(Data records)
***
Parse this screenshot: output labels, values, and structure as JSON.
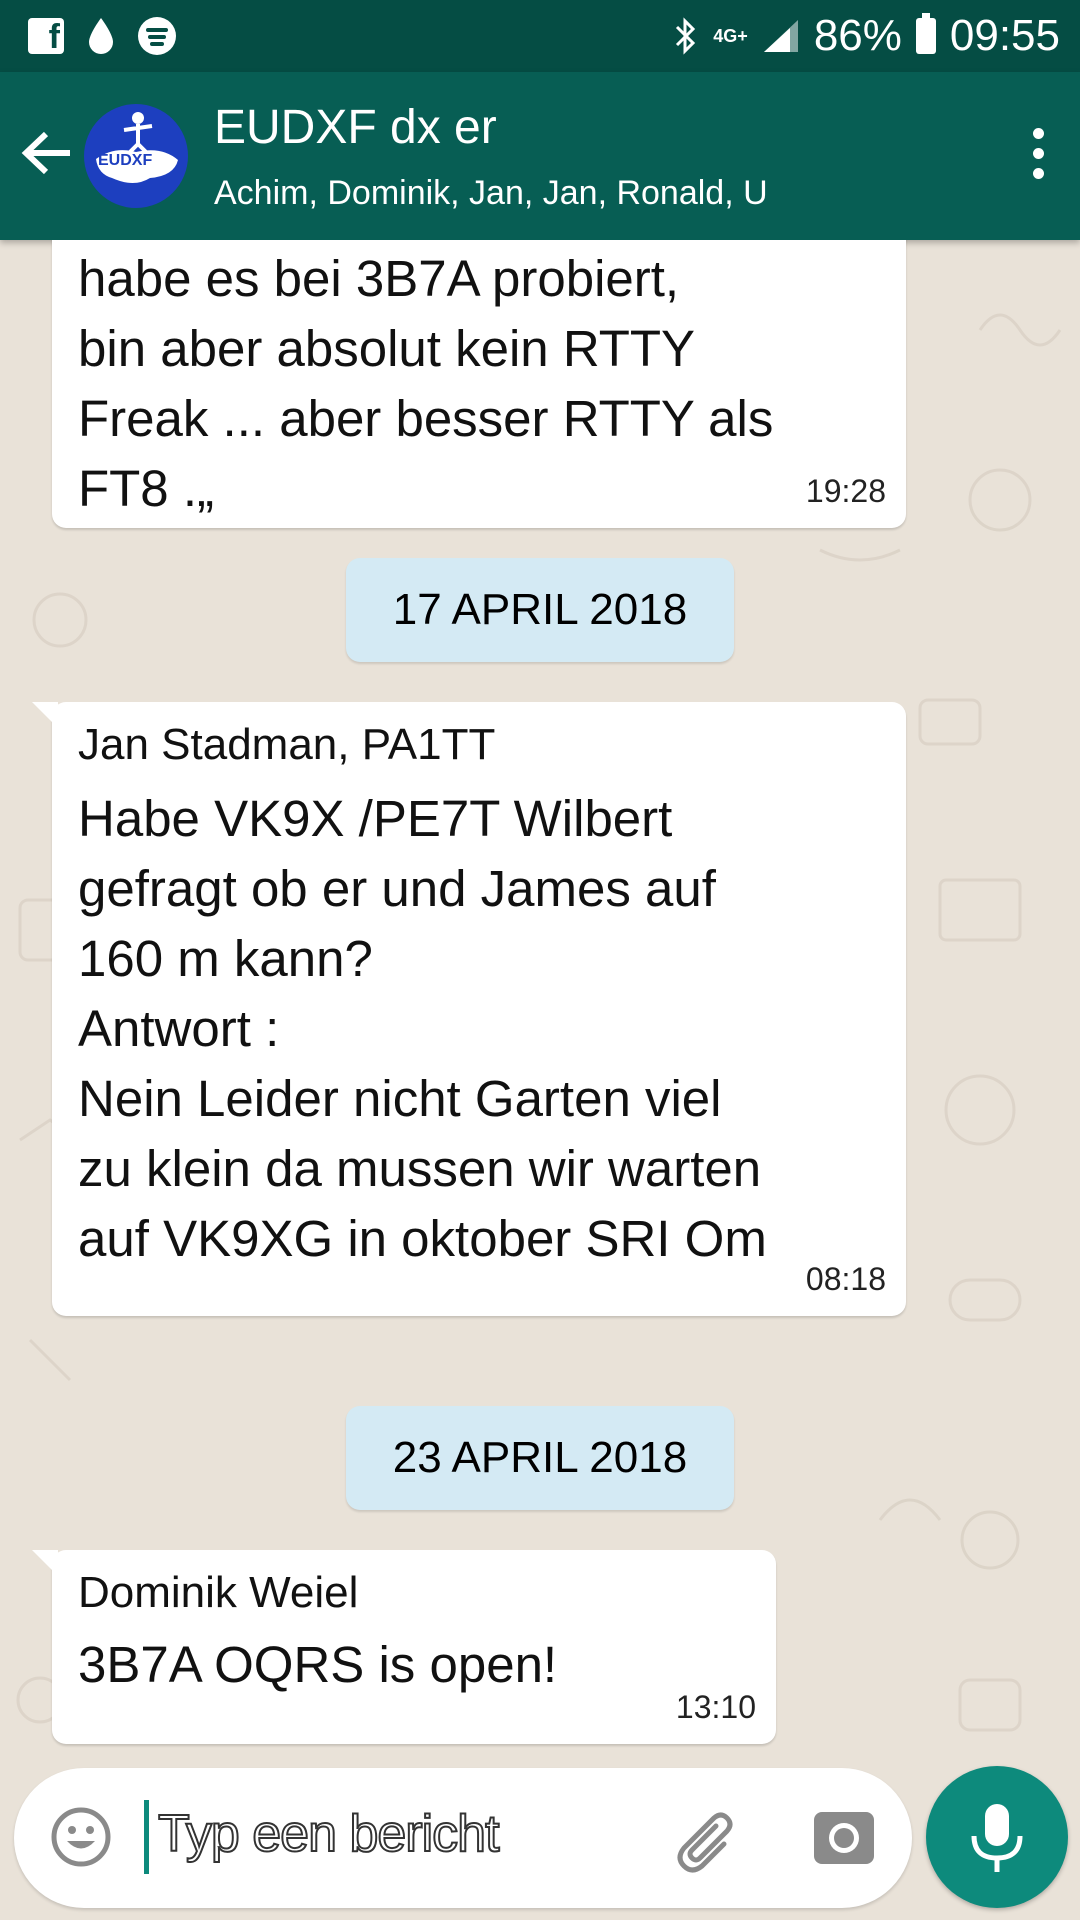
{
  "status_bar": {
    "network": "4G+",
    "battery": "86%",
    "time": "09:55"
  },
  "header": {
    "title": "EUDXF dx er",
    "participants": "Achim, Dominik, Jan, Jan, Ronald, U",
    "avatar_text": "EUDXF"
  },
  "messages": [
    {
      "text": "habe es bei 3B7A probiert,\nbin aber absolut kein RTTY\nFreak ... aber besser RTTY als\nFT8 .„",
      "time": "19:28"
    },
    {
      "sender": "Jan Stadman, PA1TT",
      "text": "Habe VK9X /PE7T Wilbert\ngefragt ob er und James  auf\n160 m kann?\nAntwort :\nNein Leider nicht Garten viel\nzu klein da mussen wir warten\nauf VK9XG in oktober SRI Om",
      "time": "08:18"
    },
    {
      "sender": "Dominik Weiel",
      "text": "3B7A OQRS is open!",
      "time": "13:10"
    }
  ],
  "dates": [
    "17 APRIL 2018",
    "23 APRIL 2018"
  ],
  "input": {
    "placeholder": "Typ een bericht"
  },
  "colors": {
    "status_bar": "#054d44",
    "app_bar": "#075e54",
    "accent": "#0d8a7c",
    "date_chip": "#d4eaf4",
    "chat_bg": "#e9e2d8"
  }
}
***
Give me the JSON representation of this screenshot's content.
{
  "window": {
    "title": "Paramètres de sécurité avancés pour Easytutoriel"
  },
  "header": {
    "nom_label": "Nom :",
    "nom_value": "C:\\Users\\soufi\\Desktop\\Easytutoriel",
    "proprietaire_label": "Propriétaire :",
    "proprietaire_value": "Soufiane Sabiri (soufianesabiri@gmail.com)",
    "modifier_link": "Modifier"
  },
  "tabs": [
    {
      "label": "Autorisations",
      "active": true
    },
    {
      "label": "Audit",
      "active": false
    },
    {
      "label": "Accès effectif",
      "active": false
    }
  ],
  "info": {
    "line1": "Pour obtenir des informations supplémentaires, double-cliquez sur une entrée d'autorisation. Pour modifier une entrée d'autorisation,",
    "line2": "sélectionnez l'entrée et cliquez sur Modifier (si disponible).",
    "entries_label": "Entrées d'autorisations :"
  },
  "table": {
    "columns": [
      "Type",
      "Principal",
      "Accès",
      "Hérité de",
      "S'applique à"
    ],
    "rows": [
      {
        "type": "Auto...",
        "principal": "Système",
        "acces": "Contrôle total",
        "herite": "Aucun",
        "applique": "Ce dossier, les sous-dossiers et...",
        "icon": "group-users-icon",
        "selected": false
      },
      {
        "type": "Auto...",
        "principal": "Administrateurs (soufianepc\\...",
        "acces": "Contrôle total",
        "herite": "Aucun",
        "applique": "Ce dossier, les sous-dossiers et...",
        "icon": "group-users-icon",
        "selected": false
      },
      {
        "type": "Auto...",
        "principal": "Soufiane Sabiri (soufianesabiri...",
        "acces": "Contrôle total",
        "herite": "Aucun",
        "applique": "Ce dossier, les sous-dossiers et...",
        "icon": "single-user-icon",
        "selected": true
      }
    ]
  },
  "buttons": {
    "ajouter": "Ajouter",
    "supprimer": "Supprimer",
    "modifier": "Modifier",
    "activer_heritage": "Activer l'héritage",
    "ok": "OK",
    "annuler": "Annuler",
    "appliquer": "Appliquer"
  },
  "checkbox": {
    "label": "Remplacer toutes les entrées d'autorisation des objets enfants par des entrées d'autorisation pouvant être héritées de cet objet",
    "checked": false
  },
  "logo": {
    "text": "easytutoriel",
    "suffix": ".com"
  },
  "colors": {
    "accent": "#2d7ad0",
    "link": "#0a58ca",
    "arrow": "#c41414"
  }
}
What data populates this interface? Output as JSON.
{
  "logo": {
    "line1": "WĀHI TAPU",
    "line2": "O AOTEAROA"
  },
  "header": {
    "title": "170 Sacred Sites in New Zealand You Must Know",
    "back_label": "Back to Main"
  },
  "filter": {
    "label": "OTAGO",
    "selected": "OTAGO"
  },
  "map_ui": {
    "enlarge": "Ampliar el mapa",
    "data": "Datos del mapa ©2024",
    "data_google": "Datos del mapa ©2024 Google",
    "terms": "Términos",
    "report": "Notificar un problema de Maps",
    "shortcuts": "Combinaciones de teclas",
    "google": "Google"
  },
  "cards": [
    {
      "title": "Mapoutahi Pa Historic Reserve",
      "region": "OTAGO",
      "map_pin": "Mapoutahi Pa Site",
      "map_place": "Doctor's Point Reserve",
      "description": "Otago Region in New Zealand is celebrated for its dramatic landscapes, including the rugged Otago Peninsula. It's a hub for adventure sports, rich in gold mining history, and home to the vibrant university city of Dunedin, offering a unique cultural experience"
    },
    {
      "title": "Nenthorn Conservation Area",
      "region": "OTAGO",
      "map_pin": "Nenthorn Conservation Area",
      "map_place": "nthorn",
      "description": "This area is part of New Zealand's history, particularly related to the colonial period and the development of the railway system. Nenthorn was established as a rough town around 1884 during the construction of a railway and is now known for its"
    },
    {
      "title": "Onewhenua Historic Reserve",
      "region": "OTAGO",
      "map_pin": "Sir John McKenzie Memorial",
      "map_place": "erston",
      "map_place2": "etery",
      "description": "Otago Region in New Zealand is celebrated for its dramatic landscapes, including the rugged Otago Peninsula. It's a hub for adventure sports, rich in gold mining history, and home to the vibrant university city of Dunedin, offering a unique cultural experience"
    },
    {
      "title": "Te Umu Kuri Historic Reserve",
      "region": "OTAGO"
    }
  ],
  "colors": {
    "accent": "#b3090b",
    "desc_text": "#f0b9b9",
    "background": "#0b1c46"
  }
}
***
(What to do):
Wherever the word "accent" occurs in a line of the listing, copy that line.

(Answer to this problem):
    "accent": "#0d8a7c",
    "accent": "#2d7ad0",
    "accent": "#b3090b",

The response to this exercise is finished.